** Start RECORDS SHOWN **

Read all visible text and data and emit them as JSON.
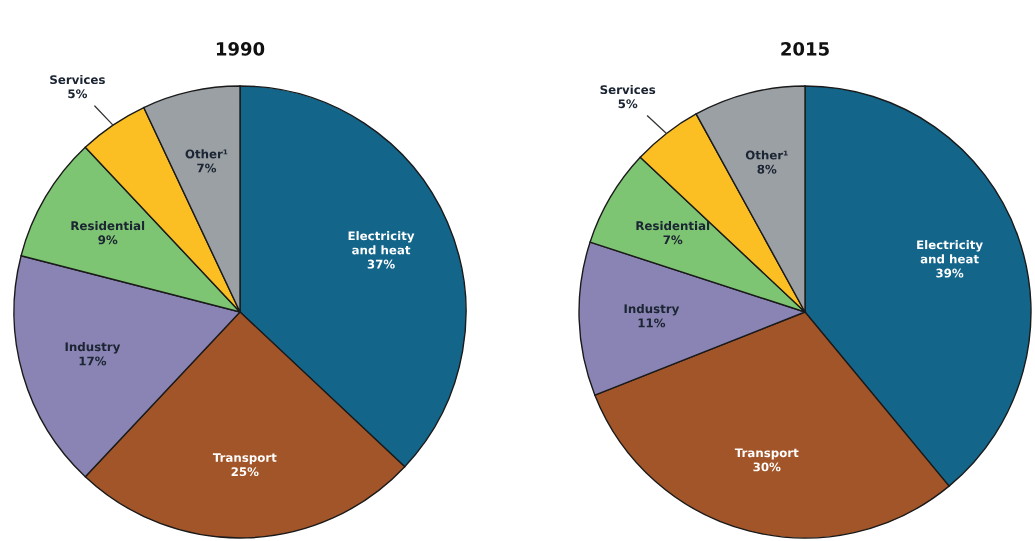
{
  "chart_data": [
    {
      "type": "pie",
      "title": "1990",
      "categories": [
        "Electricity and heat",
        "Transport",
        "Industry",
        "Residential",
        "Services",
        "Other¹"
      ],
      "values": [
        37,
        25,
        17,
        9,
        5,
        7
      ],
      "colors": [
        "#13658a",
        "#a3552a",
        "#8a84b4",
        "#7dc572",
        "#fbbf24",
        "#9ba0a4"
      ],
      "value_labels": [
        "37%",
        "25%",
        "17%",
        "9%",
        "5%",
        "7%"
      ]
    },
    {
      "type": "pie",
      "title": "2015",
      "categories": [
        "Electricity and heat",
        "Transport",
        "Industry",
        "Residential",
        "Services",
        "Other¹"
      ],
      "values": [
        39,
        30,
        11,
        7,
        5,
        8
      ],
      "colors": [
        "#13658a",
        "#a3552a",
        "#8a84b4",
        "#7dc572",
        "#fbbf24",
        "#9ba0a4"
      ],
      "value_labels": [
        "39%",
        "30%",
        "11%",
        "7%",
        "5%",
        "8%"
      ]
    }
  ]
}
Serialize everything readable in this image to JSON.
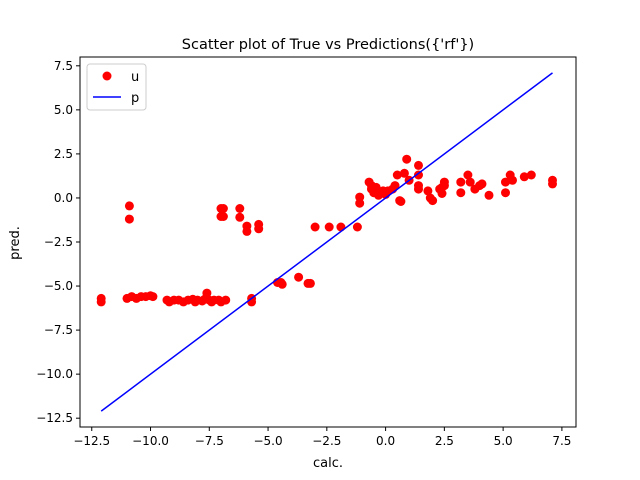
{
  "chart_data": {
    "type": "scatter",
    "title": "Scatter plot of True vs Predictions({'rf'})",
    "xlabel": "calc.",
    "ylabel": "pred.",
    "xlim": [
      -13.0,
      8.1
    ],
    "ylim": [
      -13.0,
      8.0
    ],
    "xticks": [
      -12.5,
      -10.0,
      -7.5,
      -5.0,
      -2.5,
      0.0,
      2.5,
      5.0,
      7.5
    ],
    "yticks": [
      -12.5,
      -10.0,
      -7.5,
      -5.0,
      -2.5,
      0.0,
      2.5,
      5.0,
      7.5
    ],
    "xtick_labels": [
      "−12.5",
      "−10.0",
      "−7.5",
      "−5.0",
      "−2.5",
      "0.0",
      "2.5",
      "5.0",
      "7.5"
    ],
    "ytick_labels": [
      "−12.5",
      "−10.0",
      "−7.5",
      "−5.0",
      "−2.5",
      "0.0",
      "2.5",
      "5.0",
      "7.5"
    ],
    "grid": false,
    "legend": "upper-left",
    "series": [
      {
        "name": "u",
        "kind": "scatter",
        "color": "#ff0000",
        "points": [
          [
            -12.1,
            -5.7
          ],
          [
            -12.1,
            -5.9
          ],
          [
            -10.9,
            -0.45
          ],
          [
            -10.9,
            -1.2
          ],
          [
            -11.0,
            -5.7
          ],
          [
            -10.8,
            -5.6
          ],
          [
            -10.6,
            -5.7
          ],
          [
            -10.4,
            -5.6
          ],
          [
            -10.2,
            -5.6
          ],
          [
            -10.0,
            -5.55
          ],
          [
            -9.9,
            -5.6
          ],
          [
            -9.3,
            -5.8
          ],
          [
            -9.2,
            -5.9
          ],
          [
            -9.0,
            -5.8
          ],
          [
            -8.8,
            -5.8
          ],
          [
            -8.6,
            -5.9
          ],
          [
            -8.4,
            -5.8
          ],
          [
            -8.2,
            -5.75
          ],
          [
            -8.1,
            -5.9
          ],
          [
            -8.0,
            -5.8
          ],
          [
            -7.8,
            -5.85
          ],
          [
            -7.7,
            -5.75
          ],
          [
            -7.6,
            -5.4
          ],
          [
            -7.5,
            -5.8
          ],
          [
            -7.4,
            -5.9
          ],
          [
            -7.3,
            -5.8
          ],
          [
            -7.1,
            -5.8
          ],
          [
            -7.0,
            -5.9
          ],
          [
            -6.8,
            -5.8
          ],
          [
            -7.0,
            -0.6
          ],
          [
            -6.9,
            -0.6
          ],
          [
            -7.0,
            -1.05
          ],
          [
            -6.9,
            -1.05
          ],
          [
            -6.2,
            -0.6
          ],
          [
            -6.2,
            -1.1
          ],
          [
            -5.9,
            -1.6
          ],
          [
            -5.9,
            -1.9
          ],
          [
            -5.4,
            -1.5
          ],
          [
            -5.4,
            -1.75
          ],
          [
            -5.7,
            -5.7
          ],
          [
            -5.7,
            -5.9
          ],
          [
            -4.6,
            -4.8
          ],
          [
            -4.4,
            -4.9
          ],
          [
            -4.45,
            -4.8
          ],
          [
            -3.7,
            -4.5
          ],
          [
            -3.3,
            -4.85
          ],
          [
            -3.2,
            -4.85
          ],
          [
            -3.0,
            -1.65
          ],
          [
            -2.4,
            -1.65
          ],
          [
            -1.9,
            -1.65
          ],
          [
            -1.2,
            -1.65
          ],
          [
            -1.1,
            0.05
          ],
          [
            -1.1,
            -0.3
          ],
          [
            -0.7,
            0.9
          ],
          [
            -0.6,
            0.7
          ],
          [
            -0.6,
            0.5
          ],
          [
            -0.5,
            0.3
          ],
          [
            -0.4,
            0.6
          ],
          [
            -0.3,
            0.15
          ],
          [
            -0.2,
            0.3
          ],
          [
            -0.1,
            0.4
          ],
          [
            0.0,
            0.2
          ],
          [
            0.1,
            0.4
          ],
          [
            0.3,
            0.5
          ],
          [
            0.4,
            0.7
          ],
          [
            0.5,
            1.3
          ],
          [
            0.6,
            -0.15
          ],
          [
            0.65,
            -0.2
          ],
          [
            0.8,
            1.4
          ],
          [
            0.9,
            2.2
          ],
          [
            1.0,
            1.0
          ],
          [
            1.4,
            1.85
          ],
          [
            1.4,
            1.3
          ],
          [
            1.4,
            0.7
          ],
          [
            1.4,
            0.5
          ],
          [
            1.8,
            0.4
          ],
          [
            1.9,
            0.0
          ],
          [
            2.0,
            -0.15
          ],
          [
            2.3,
            0.5
          ],
          [
            2.4,
            0.25
          ],
          [
            2.4,
            0.6
          ],
          [
            2.5,
            0.9
          ],
          [
            2.5,
            0.7
          ],
          [
            3.2,
            0.9
          ],
          [
            3.2,
            0.3
          ],
          [
            3.5,
            1.3
          ],
          [
            3.6,
            0.9
          ],
          [
            3.8,
            0.5
          ],
          [
            4.0,
            0.7
          ],
          [
            4.1,
            0.8
          ],
          [
            4.4,
            0.15
          ],
          [
            5.1,
            0.3
          ],
          [
            5.1,
            0.9
          ],
          [
            5.3,
            1.3
          ],
          [
            5.4,
            1.0
          ],
          [
            5.9,
            1.2
          ],
          [
            6.2,
            1.3
          ],
          [
            7.1,
            1.0
          ],
          [
            7.1,
            0.8
          ]
        ]
      },
      {
        "name": "p",
        "kind": "line",
        "color": "#0000ff",
        "points": [
          [
            -12.1,
            -12.1
          ],
          [
            7.1,
            7.1
          ]
        ]
      }
    ]
  }
}
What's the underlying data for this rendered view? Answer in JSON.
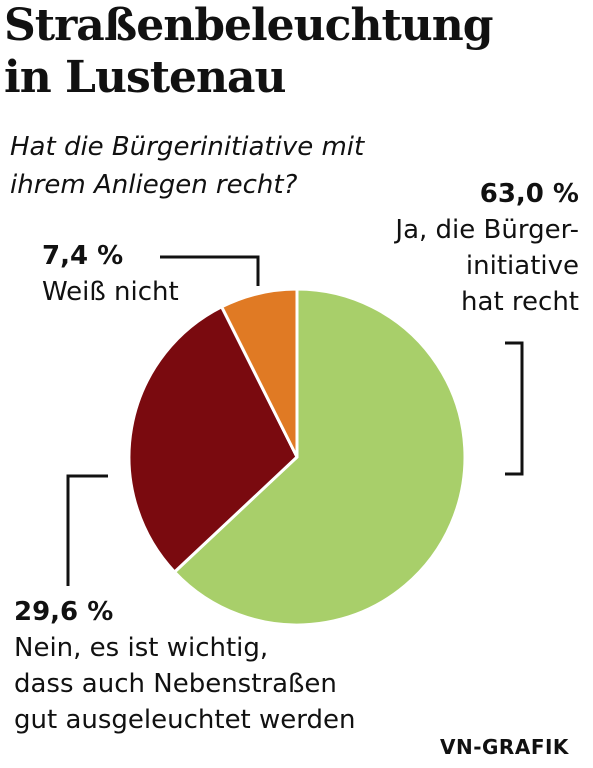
{
  "title": {
    "line1": "Straßenbeleuchtung",
    "line2": "in Lustenau"
  },
  "question": {
    "line1": "Hat die Bürgerinitiative mit",
    "line2": "ihrem Anliegen recht?"
  },
  "credit": "VN-GRAFIK",
  "chart_data": {
    "type": "pie",
    "title": "Straßenbeleuchtung in Lustenau",
    "subtitle": "Hat die Bürgerinitiative mit ihrem Anliegen recht?",
    "slices": [
      {
        "pct_label": "63,0 %",
        "value": 63.0,
        "color": "#a8cf6a",
        "label_lines": [
          "Ja, die Bürger-",
          "initiative",
          "hat recht"
        ]
      },
      {
        "pct_label": "29,6 %",
        "value": 29.6,
        "color": "#7a0a0f",
        "label_lines": [
          "Nein, es ist wichtig,",
          "dass auch Nebenstraßen",
          "gut ausgeleuchtet werden"
        ]
      },
      {
        "pct_label": "7,4 %",
        "value": 7.4,
        "color": "#e07a24",
        "label_lines": [
          "Weiß nicht"
        ]
      }
    ]
  }
}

** End RECORDS SHOWN **

**JOB**.
Write the listing out a second time exactly, dropping all images.

**THE RESPONSE**.
Read all visible text and data and emit them as JSON.
{
  "chart_data": [
    {
      "type": "pie",
      "title": "1990",
      "categories": [
        "Electricity and heat",
        "Transport",
        "Industry",
        "Residential",
        "Services",
        "Other¹"
      ],
      "values": [
        37,
        25,
        17,
        9,
        5,
        7
      ],
      "colors": [
        "#13658a",
        "#a3552a",
        "#8a84b4",
        "#7dc572",
        "#fbbf24",
        "#9ba0a4"
      ],
      "value_labels": [
        "37%",
        "25%",
        "17%",
        "9%",
        "5%",
        "7%"
      ]
    },
    {
      "type": "pie",
      "title": "2015",
      "categories": [
        "Electricity and heat",
        "Transport",
        "Industry",
        "Residential",
        "Services",
        "Other¹"
      ],
      "values": [
        39,
        30,
        11,
        7,
        5,
        8
      ],
      "colors": [
        "#13658a",
        "#a3552a",
        "#8a84b4",
        "#7dc572",
        "#fbbf24",
        "#9ba0a4"
      ],
      "value_labels": [
        "39%",
        "30%",
        "11%",
        "7%",
        "5%",
        "8%"
      ]
    }
  ]
}
Serialize everything readable in this image to JSON.
{
  "chart_data": {
    "type": "scatter",
    "title": "Scatter plot of True vs Predictions({'rf'})",
    "xlabel": "calc.",
    "ylabel": "pred.",
    "xlim": [
      -13.0,
      8.1
    ],
    "ylim": [
      -13.0,
      8.0
    ],
    "xticks": [
      -12.5,
      -10.0,
      -7.5,
      -5.0,
      -2.5,
      0.0,
      2.5,
      5.0,
      7.5
    ],
    "yticks": [
      -12.5,
      -10.0,
      -7.5,
      -5.0,
      -2.5,
      0.0,
      2.5,
      5.0,
      7.5
    ],
    "xtick_labels": [
      "−12.5",
      "−10.0",
      "−7.5",
      "−5.0",
      "−2.5",
      "0.0",
      "2.5",
      "5.0",
      "7.5"
    ],
    "ytick_labels": [
      "−12.5",
      "−10.0",
      "−7.5",
      "−5.0",
      "−2.5",
      "0.0",
      "2.5",
      "5.0",
      "7.5"
    ],
    "grid": false,
    "legend": "upper-left",
    "series": [
      {
        "name": "u",
        "kind": "scatter",
        "color": "#ff0000",
        "points": [
          [
            -12.1,
            -5.7
          ],
          [
            -12.1,
            -5.9
          ],
          [
            -10.9,
            -0.45
          ],
          [
            -10.9,
            -1.2
          ],
          [
            -11.0,
            -5.7
          ],
          [
            -10.8,
            -5.6
          ],
          [
            -10.6,
            -5.7
          ],
          [
            -10.4,
            -5.6
          ],
          [
            -10.2,
            -5.6
          ],
          [
            -10.0,
            -5.55
          ],
          [
            -9.9,
            -5.6
          ],
          [
            -9.3,
            -5.8
          ],
          [
            -9.2,
            -5.9
          ],
          [
            -9.0,
            -5.8
          ],
          [
            -8.8,
            -5.8
          ],
          [
            -8.6,
            -5.9
          ],
          [
            -8.4,
            -5.8
          ],
          [
            -8.2,
            -5.75
          ],
          [
            -8.1,
            -5.9
          ],
          [
            -8.0,
            -5.8
          ],
          [
            -7.8,
            -5.85
          ],
          [
            -7.7,
            -5.75
          ],
          [
            -7.6,
            -5.4
          ],
          [
            -7.5,
            -5.8
          ],
          [
            -7.4,
            -5.9
          ],
          [
            -7.3,
            -5.8
          ],
          [
            -7.1,
            -5.8
          ],
          [
            -7.0,
            -5.9
          ],
          [
            -6.8,
            -5.8
          ],
          [
            -7.0,
            -0.6
          ],
          [
            -6.9,
            -0.6
          ],
          [
            -7.0,
            -1.05
          ],
          [
            -6.9,
            -1.05
          ],
          [
            -6.2,
            -0.6
          ],
          [
            -6.2,
            -1.1
          ],
          [
            -5.9,
            -1.6
          ],
          [
            -5.9,
            -1.9
          ],
          [
            -5.4,
            -1.5
          ],
          [
            -5.4,
            -1.75
          ],
          [
            -5.7,
            -5.7
          ],
          [
            -5.7,
            -5.9
          ],
          [
            -4.6,
            -4.8
          ],
          [
            -4.4,
            -4.9
          ],
          [
            -4.45,
            -4.8
          ],
          [
            -3.7,
            -4.5
          ],
          [
            -3.3,
            -4.85
          ],
          [
            -3.2,
            -4.85
          ],
          [
            -3.0,
            -1.65
          ],
          [
            -2.4,
            -1.65
          ],
          [
            -1.9,
            -1.65
          ],
          [
            -1.2,
            -1.65
          ],
          [
            -1.1,
            0.05
          ],
          [
            -1.1,
            -0.3
          ],
          [
            -0.7,
            0.9
          ],
          [
            -0.6,
            0.7
          ],
          [
            -0.6,
            0.5
          ],
          [
            -0.5,
            0.3
          ],
          [
            -0.4,
            0.6
          ],
          [
            -0.3,
            0.15
          ],
          [
            -0.2,
            0.3
          ],
          [
            -0.1,
            0.4
          ],
          [
            0.0,
            0.2
          ],
          [
            0.1,
            0.4
          ],
          [
            0.3,
            0.5
          ],
          [
            0.4,
            0.7
          ],
          [
            0.5,
            1.3
          ],
          [
            0.6,
            -0.15
          ],
          [
            0.65,
            -0.2
          ],
          [
            0.8,
            1.4
          ],
          [
            0.9,
            2.2
          ],
          [
            1.0,
            1.0
          ],
          [
            1.4,
            1.85
          ],
          [
            1.4,
            1.3
          ],
          [
            1.4,
            0.7
          ],
          [
            1.4,
            0.5
          ],
          [
            1.8,
            0.4
          ],
          [
            1.9,
            0.0
          ],
          [
            2.0,
            -0.15
          ],
          [
            2.3,
            0.5
          ],
          [
            2.4,
            0.25
          ],
          [
            2.4,
            0.6
          ],
          [
            2.5,
            0.9
          ],
          [
            2.5,
            0.7
          ],
          [
            3.2,
            0.9
          ],
          [
            3.2,
            0.3
          ],
          [
            3.5,
            1.3
          ],
          [
            3.6,
            0.9
          ],
          [
            3.8,
            0.5
          ],
          [
            4.0,
            0.7
          ],
          [
            4.1,
            0.8
          ],
          [
            4.4,
            0.15
          ],
          [
            5.1,
            0.3
          ],
          [
            5.1,
            0.9
          ],
          [
            5.3,
            1.3
          ],
          [
            5.4,
            1.0
          ],
          [
            5.9,
            1.2
          ],
          [
            6.2,
            1.3
          ],
          [
            7.1,
            1.0
          ],
          [
            7.1,
            0.8
          ]
        ]
      },
      {
        "name": "p",
        "kind": "line",
        "color": "#0000ff",
        "points": [
          [
            -12.1,
            -12.1
          ],
          [
            7.1,
            7.1
          ]
        ]
      }
    ]
  }
}
What's the underlying data for this rendered view? Answer in JSON.
{
  "title": {
    "line1": "Straßenbeleuchtung",
    "line2": "in Lustenau"
  },
  "question": {
    "line1": "Hat die Bürgerinitiative mit",
    "line2": "ihrem Anliegen recht?"
  },
  "credit": "VN-GRAFIK",
  "chart_data": {
    "type": "pie",
    "title": "Straßenbeleuchtung in Lustenau",
    "subtitle": "Hat die Bürgerinitiative mit ihrem Anliegen recht?",
    "slices": [
      {
        "pct_label": "63,0 %",
        "value": 63.0,
        "color": "#a8cf6a",
        "label_lines": [
          "Ja, die Bürger-",
          "initiative",
          "hat recht"
        ]
      },
      {
        "pct_label": "29,6 %",
        "value": 29.6,
        "color": "#7a0a0f",
        "label_lines": [
          "Nein, es ist wichtig,",
          "dass auch Nebenstraßen",
          "gut ausgeleuchtet werden"
        ]
      },
      {
        "pct_label": "7,4 %",
        "value": 7.4,
        "color": "#e07a24",
        "label_lines": [
          "Weiß nicht"
        ]
      }
    ]
  }
}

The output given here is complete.